#### [WHAT IS ASKED]
From the entries below, list each line with "JSON".

• • •

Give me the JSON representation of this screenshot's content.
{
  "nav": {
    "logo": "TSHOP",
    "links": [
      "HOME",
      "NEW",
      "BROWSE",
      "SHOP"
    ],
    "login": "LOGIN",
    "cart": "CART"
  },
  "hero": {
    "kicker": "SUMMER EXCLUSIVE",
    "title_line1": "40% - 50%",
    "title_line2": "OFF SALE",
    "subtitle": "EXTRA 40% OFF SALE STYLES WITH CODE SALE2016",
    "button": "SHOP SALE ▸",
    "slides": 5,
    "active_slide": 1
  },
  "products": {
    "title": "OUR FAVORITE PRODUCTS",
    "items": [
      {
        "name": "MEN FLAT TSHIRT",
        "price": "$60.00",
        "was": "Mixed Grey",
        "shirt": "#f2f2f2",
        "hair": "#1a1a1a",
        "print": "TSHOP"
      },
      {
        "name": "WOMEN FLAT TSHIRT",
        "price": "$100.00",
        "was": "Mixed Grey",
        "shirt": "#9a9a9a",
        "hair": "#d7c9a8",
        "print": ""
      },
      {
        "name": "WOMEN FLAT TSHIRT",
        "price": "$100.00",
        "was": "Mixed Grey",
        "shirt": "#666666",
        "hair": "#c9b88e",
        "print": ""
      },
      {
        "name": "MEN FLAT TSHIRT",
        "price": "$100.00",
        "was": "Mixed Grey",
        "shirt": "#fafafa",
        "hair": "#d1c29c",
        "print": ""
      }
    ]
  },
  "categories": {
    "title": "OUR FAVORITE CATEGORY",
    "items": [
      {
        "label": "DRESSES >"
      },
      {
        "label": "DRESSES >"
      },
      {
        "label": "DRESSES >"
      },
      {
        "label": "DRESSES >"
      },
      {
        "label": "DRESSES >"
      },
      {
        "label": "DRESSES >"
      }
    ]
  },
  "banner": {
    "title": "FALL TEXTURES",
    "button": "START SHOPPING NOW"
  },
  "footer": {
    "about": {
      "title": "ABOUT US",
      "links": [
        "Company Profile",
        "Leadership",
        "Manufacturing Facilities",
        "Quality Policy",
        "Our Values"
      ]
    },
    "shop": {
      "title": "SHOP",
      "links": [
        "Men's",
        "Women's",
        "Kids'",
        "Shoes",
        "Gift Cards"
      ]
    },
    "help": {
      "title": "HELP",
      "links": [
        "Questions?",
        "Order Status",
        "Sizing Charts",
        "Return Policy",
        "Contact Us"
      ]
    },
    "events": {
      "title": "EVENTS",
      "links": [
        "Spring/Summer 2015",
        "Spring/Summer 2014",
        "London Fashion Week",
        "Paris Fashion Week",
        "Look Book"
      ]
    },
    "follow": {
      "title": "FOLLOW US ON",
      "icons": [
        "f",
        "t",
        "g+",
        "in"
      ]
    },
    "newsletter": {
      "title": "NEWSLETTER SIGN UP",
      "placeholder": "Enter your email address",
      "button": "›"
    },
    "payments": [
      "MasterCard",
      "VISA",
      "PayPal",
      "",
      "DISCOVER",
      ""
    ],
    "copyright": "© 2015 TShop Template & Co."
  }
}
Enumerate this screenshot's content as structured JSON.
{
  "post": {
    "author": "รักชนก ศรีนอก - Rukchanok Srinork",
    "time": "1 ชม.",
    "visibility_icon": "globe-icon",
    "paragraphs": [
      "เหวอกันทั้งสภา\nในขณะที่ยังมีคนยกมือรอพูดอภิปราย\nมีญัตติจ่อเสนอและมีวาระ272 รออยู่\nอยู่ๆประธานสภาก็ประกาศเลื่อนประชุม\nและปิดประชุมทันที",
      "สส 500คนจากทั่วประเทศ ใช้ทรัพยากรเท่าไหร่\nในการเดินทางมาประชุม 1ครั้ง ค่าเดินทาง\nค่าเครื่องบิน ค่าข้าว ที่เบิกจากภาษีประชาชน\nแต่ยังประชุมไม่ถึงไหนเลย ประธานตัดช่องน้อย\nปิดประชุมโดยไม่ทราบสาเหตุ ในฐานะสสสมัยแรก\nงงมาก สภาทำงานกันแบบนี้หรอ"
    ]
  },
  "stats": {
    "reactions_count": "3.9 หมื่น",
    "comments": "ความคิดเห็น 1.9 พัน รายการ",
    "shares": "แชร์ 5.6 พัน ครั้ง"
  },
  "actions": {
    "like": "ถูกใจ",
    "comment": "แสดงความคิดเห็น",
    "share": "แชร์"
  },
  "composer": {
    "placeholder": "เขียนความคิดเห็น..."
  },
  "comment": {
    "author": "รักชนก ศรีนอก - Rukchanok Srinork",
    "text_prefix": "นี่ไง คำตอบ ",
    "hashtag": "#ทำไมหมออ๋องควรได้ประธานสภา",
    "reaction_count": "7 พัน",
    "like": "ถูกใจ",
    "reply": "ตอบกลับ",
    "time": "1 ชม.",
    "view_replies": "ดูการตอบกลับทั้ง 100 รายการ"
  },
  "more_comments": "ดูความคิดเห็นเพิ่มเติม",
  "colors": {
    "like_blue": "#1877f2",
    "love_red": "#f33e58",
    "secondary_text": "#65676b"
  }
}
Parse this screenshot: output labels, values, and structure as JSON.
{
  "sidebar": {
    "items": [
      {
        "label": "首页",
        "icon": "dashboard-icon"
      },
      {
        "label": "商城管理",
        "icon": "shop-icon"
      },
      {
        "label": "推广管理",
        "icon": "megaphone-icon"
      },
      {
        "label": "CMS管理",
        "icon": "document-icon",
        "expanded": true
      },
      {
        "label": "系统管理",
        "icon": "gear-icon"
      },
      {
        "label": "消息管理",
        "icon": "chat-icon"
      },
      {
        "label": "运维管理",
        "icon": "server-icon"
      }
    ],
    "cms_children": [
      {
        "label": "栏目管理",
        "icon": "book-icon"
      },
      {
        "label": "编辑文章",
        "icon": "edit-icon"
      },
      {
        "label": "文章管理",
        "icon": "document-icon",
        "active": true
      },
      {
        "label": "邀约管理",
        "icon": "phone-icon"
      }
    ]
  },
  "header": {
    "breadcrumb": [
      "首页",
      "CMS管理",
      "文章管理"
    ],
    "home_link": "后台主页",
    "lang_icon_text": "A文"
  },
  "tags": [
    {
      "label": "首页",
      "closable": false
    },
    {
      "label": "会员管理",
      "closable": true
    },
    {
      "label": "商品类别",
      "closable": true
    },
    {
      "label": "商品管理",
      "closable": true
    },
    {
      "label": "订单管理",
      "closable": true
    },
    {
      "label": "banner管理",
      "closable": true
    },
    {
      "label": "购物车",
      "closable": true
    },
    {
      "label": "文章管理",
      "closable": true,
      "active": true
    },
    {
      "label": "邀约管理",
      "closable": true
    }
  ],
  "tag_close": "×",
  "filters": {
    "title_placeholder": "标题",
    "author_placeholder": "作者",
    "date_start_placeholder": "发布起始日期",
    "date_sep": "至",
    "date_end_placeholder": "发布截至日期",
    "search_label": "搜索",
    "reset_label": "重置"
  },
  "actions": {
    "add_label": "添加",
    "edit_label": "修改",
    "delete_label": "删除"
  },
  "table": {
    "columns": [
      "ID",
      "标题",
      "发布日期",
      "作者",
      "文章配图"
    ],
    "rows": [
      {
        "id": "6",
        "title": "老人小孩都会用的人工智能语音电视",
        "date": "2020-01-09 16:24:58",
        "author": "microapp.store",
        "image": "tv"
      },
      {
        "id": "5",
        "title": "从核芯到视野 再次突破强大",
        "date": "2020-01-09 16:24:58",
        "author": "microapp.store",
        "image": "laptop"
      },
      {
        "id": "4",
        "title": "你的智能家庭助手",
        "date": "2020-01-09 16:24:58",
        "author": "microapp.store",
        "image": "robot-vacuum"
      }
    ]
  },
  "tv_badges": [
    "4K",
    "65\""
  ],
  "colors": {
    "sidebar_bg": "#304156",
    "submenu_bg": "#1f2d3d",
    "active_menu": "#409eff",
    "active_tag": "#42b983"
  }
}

• • •

#### [SOLVED PROBLEM]
Give me the JSON representation of this screenshot's content.
Enumerate this screenshot's content as structured JSON.
Parse this screenshot: output labels, values, and structure as JSON.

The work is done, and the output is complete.